Work to do: Every line below must be reproduced exactly. Copy them all.

Supplied material:
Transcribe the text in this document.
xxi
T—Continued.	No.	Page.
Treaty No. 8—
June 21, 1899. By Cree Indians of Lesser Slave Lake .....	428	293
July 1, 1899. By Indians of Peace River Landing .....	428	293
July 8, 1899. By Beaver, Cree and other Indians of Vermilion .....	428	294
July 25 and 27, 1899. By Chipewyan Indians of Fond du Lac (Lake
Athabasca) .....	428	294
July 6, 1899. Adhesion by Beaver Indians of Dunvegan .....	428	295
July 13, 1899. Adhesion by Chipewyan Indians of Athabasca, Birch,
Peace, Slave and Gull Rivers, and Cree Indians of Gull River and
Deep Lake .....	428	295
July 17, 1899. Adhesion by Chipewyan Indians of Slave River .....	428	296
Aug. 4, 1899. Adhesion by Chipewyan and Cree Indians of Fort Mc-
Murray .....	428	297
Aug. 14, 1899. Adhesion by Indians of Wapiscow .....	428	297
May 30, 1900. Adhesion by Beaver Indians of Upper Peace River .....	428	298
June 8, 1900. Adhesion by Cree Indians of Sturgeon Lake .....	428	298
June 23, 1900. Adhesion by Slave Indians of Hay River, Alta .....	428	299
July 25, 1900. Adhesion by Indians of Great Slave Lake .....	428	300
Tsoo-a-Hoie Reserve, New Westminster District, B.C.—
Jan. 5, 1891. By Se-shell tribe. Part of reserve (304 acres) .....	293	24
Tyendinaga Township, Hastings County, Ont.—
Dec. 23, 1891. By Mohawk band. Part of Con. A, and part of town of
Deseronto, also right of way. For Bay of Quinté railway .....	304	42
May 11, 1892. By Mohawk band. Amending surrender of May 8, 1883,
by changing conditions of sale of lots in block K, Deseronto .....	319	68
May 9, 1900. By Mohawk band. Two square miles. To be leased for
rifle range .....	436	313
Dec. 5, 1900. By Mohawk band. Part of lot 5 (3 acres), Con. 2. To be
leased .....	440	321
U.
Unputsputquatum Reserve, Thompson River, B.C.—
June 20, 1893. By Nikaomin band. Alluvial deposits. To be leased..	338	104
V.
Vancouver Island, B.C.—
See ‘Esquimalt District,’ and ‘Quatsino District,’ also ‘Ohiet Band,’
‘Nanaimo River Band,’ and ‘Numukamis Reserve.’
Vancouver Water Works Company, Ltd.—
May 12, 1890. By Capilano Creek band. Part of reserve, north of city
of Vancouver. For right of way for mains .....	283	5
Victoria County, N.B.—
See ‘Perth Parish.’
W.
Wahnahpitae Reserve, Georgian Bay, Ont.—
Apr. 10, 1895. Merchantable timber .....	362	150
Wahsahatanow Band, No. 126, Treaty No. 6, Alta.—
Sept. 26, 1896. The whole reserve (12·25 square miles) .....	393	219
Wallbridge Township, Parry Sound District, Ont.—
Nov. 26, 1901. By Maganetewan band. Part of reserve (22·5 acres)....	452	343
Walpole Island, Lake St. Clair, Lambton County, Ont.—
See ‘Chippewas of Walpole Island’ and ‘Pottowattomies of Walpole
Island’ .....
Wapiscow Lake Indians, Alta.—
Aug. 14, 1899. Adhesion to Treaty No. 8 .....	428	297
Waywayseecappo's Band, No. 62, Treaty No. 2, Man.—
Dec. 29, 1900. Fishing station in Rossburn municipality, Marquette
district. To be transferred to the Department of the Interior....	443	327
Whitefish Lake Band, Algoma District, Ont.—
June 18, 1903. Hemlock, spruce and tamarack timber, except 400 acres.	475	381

Task result:
Transcribe the text in this document.
xxi
T—Continued.	No.	Page.
Treaty No. 8—
June 21, 1899. By Cree Indians of Lesser Slave Lake .....	428	293
July 1, 1899. By Indians of Peace River Landing .....	428	293
July 8, 1899. By Beaver, Cree and other Indians of Vermilion .....	428	294
July 25 and 27, 1899. By Chipewyan Indians of Fond du Lac (Lake
Athabasca) .....	428	294
July 6, 1899. Adhesion by Beaver Indians of Dunvegan .....	428	295
July 13, 1899. Adhesion by Chipewyan Indians of Athabasca, Birch,
Peace, Slave and Gull Rivers, and Cree Indians of Gull River and
Deep Lake .....	428	295
July 17, 1899. Adhesion by Chipewyan Indians of Slave River .....	428	296
Aug. 4, 1899. Adhesion by Chipewyan and Cree Indians of Fort Mc-
Murray .....	428	297
Aug. 14, 1899. Adhesion by Indians of Wapiscow .....	428	297
May 30, 1900. Adhesion by Beaver Indians of Upper Peace River .....	428	298
June 8, 1900. Adhesion by Cree Indians of Sturgeon Lake .....	428	298
June 23, 1900. Adhesion by Slave Indians of Hay River, Alta .....	428	299
July 25, 1900. Adhesion by Indians of Great Slave Lake .....	428	300
Tsoo-a-Hoie Reserve, New Westminster District, B.C.—
Jan. 5, 1891. By Se-shell tribe. Part of reserve (304 acres) .....	293	24
Tyendinaga Township, Hastings County, Ont.—
Dec. 23, 1891. By Mohawk band. Part of Con. A, and part of town of
Deseronto, also right of way. For Bay of Quinté railway .....	304	42
May 11, 1892. By Mohawk band. Amending surrender of May 8, 1883,
by changing conditions of sale of lots in block K, Deseronto .....	319	68
May 9, 1900. By Mohawk band. Two square miles. To be leased for
rifle range .....	436	313
Dec. 5, 1900. By Mohawk band. Part of lot 5 (3 acres), Con. 2. To be
leased .....	440	321
U.
Unputsputquatum Reserve, Thompson River, B.C.—
June 20, 1893. By Nikaomin band. Alluvial deposits. To be leased..	338	104
V.
Vancouver Island, B.C.—
See ‘Esquimalt District,’ and ‘Quatsino District,’ also ‘Ohiet Band,’
‘Nanaimo River Band,’ and ‘Numukamis Reserve.’
Vancouver Water Works Company, Ltd.—
May 12, 1890. By Capilano Creek band. Part of reserve, north of city
of Vancouver. For right of way for mains .....	283	5
Victoria County, N.B.—
See ‘Perth Parish.’
W.
Wahnahpitae Reserve, Georgian Bay, Ont.—
Apr. 10, 1895. Merchantable timber .....	362	150
Wahsahatanow Band, No. 126, Treaty No. 6, Alta.—
Sept. 26, 1896. The whole reserve (12·25 square miles) .....	393	219
Wallbridge Township, Parry Sound District, Ont.—
Nov. 26, 1901. By Maganetewan band. Part of reserve (22·5 acres)....	452	343
Walpole Island, Lake St. Clair, Lambton County, Ont.—
See ‘Chippewas of Walpole Island’ and ‘Pottowattomies of Walpole
Island’ .....
Wapiscow Lake Indians, Alta.—
Aug. 14, 1899. Adhesion to Treaty No. 8 .....	428	297
Waywayseecappo's Band, No. 62, Treaty No. 2, Man.—
Dec. 29, 1900. Fishing station in Rossburn municipality, Marquette
district. To be transferred to the Department of the Interior....	443	327
Whitefish Lake Band, Algoma District, Ont.—
June 18, 1903. Hemlock, spruce and tamarack timber, except 400 acres.	475	381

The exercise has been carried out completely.